Passage for review:
* * * * * * * * *

... According to the sixth biennial report 1994-95 of the World Resources Institute, trends are still accelerating in the wrong direction. Twenty ``megacities'' have unhealthy air and violate World Health Organization guidelines for at least one pollutant. Mexico City is the worst with serious levels of sulphur dioxide suspended particulate matter, carbon monoxide and ozone, plus heavy levels of lead and nitrogen oxides. Tropical deforestation averaged 0.8% a year in the 1980s, which means that an area three times the size of France was converted to other uses. Toxic emissions are enormous in all countries with significant industrialized sectors, with the U.S. the largest polluter. Industrialized countries also account for the largest emissions of ``greenhouse'' gases. The U.S. and former Soviet Union, together, contribute 32.8%; and European Community nations contribute 12.4%

... World fisheries have declined steadily since 1989. An equally disturbing trend is that many overfished species such as cod, haddock and west Atlantic bluefish tuna are being replaced by less valuable species.

... More and more surveys are showing that people in general are becoming increasingly dissatisfied and want a change. A recent survey found that 61% of Americans said it is not enough to change the faces in Washington; we have to change the system. Now, we are getting somewhere -- or are we? If by change those people mean a new political party or a different approach by business, then their conclusion is meaningless and will accomplish nothing. The fault lies with a system that was borne in antiquity, is scarcity-based on person- hours of labour, and is dependent on selling one's time in exchange for debt tokens or money. It is a system that exchanges its goods and services on a basis of commodity valuation and uses any form of debt tokens or money. It cannot function in a society with an installed capacity of 35 billion horsepower (U.S.); and that is the energy equivalent of 350 billion people working at a rate of 1/10th horsepower. Not only is this an impossible situation when concerning the creation or supplying of jobs; it is also wreaking havoc on the environment -- as we continue to produce material exclusively for profit without any consideration for the impact it is having on this planet on which we must survive. Time is fast running out; this planet cannot for much longer absorb the punishment we are inflicting on it. The land, the water, the atmosphere, all are being subjected to immense pressure. We, as a species, are threatened. Over-population, a declining resource base, lack of potable water, mounting pollution, soil erosion, are just some of the problems threatening our existence. A recent survey of population growth and food supply, as pointed out on the cover, ended with the comment ``Humanity's greatest challenge may soon be just making it to the next harvest.'' We must change the system -- but tinkering is not change; a real basic fundamental change is mandatory. An old, outmoded system of exchange, based on commodity valuation, must be replaced by one based on energy accounting, using technology to serve our needs and enhance our lives, rather than as a means of obtaining short term monetary advantage. That has resulted in all of the problems we now see confronting us. We must have a complete break with the concepts of scarcity, with the installation of a social system more in keeping with the technological age in which we live -- nothing less will suffice.
* * * * * * * * *
Task to carry out:
Answer these questions from the passage on environmental and economic problems above:
(a) Which of the twenty "megacities" with unhealthy air is named as the worst?
(b) Since what year have world fisheries declined steadily?
(c) What percentage of Americans said in a recent survey that it is not enough to change the faces in Washington?

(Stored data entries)
* * * * * * * * *
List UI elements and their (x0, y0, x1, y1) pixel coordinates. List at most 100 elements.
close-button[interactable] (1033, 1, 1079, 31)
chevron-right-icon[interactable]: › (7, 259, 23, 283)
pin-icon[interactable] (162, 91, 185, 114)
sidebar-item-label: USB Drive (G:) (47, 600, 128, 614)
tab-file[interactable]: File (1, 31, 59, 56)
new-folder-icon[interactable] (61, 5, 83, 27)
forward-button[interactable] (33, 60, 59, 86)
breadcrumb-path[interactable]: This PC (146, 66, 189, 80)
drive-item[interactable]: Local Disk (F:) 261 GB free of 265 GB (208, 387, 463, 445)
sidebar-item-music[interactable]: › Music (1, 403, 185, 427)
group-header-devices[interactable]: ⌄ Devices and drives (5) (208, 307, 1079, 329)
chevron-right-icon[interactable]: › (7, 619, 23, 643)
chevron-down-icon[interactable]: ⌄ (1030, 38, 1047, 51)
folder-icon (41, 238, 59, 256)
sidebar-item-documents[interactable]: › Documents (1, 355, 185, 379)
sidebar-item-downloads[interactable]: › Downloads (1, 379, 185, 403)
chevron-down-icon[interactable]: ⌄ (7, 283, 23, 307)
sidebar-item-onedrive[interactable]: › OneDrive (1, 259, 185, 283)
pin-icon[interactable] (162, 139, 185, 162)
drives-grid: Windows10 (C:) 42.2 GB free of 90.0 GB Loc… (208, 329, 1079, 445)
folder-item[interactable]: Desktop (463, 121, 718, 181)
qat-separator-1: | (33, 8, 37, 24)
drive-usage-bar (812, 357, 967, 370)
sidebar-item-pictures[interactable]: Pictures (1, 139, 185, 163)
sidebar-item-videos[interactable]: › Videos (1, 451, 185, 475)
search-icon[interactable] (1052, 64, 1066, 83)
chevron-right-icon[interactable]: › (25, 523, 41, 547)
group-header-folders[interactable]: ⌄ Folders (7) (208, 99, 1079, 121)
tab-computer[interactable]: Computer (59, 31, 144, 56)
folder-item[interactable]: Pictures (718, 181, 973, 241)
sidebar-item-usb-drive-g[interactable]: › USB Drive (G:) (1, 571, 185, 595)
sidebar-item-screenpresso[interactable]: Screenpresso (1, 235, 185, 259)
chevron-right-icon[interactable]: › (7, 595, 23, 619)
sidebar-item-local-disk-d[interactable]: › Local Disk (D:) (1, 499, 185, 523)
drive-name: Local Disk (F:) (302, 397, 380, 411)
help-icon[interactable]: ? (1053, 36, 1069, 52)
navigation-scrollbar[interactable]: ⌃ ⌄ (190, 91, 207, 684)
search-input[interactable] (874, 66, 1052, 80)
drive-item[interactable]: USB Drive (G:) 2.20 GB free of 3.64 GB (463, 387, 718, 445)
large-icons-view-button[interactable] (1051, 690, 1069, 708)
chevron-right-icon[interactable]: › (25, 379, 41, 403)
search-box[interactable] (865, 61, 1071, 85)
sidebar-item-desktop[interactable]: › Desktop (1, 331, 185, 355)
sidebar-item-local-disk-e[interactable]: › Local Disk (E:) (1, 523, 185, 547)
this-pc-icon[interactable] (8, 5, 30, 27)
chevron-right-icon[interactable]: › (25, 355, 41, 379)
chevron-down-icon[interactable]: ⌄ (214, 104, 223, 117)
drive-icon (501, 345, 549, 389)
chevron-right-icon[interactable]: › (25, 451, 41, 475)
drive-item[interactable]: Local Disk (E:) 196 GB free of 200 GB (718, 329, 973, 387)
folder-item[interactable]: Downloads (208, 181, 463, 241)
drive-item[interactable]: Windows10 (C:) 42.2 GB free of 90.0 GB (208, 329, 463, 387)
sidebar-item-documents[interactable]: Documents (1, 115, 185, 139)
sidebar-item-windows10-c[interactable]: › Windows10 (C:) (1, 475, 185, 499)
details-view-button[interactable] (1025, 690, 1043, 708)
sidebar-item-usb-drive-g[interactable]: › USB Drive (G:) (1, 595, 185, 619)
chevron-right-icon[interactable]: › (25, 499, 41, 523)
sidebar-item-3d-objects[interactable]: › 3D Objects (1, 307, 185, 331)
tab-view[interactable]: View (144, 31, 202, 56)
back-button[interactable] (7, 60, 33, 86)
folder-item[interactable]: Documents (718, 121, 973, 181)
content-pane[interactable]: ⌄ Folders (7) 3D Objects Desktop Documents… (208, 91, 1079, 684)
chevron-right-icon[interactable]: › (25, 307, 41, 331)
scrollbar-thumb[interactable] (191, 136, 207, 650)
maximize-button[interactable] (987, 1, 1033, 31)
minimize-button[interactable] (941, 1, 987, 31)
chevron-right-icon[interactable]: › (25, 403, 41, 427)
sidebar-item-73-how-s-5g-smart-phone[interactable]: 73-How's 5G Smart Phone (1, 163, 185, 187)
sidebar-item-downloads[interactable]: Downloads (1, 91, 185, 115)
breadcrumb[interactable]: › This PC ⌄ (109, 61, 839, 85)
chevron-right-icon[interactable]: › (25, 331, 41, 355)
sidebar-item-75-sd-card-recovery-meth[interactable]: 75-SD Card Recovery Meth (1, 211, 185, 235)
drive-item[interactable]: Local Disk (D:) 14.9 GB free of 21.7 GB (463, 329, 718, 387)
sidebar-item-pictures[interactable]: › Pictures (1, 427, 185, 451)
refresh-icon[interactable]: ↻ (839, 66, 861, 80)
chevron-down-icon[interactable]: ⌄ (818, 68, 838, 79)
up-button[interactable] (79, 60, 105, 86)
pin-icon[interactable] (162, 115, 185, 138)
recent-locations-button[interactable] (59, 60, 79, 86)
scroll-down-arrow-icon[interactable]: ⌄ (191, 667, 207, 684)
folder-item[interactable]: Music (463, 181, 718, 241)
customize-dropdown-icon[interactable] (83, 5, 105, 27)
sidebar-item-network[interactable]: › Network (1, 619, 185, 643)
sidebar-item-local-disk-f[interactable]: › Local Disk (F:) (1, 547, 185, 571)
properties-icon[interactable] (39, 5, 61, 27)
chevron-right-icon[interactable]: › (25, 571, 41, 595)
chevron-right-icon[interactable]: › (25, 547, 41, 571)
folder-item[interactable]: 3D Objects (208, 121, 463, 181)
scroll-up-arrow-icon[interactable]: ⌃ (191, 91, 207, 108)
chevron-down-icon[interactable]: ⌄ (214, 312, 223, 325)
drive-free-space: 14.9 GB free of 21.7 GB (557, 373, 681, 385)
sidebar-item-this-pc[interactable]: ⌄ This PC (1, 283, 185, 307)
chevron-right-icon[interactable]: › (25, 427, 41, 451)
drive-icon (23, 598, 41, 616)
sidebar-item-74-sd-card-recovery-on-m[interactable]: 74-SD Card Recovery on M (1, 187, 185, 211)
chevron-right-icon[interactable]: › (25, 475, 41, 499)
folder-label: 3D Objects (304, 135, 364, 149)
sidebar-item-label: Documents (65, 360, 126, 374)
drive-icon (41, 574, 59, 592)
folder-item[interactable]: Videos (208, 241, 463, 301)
* * * * * * * * *
Task response:
(a) Mexico City
(b) 1989
(c) 61%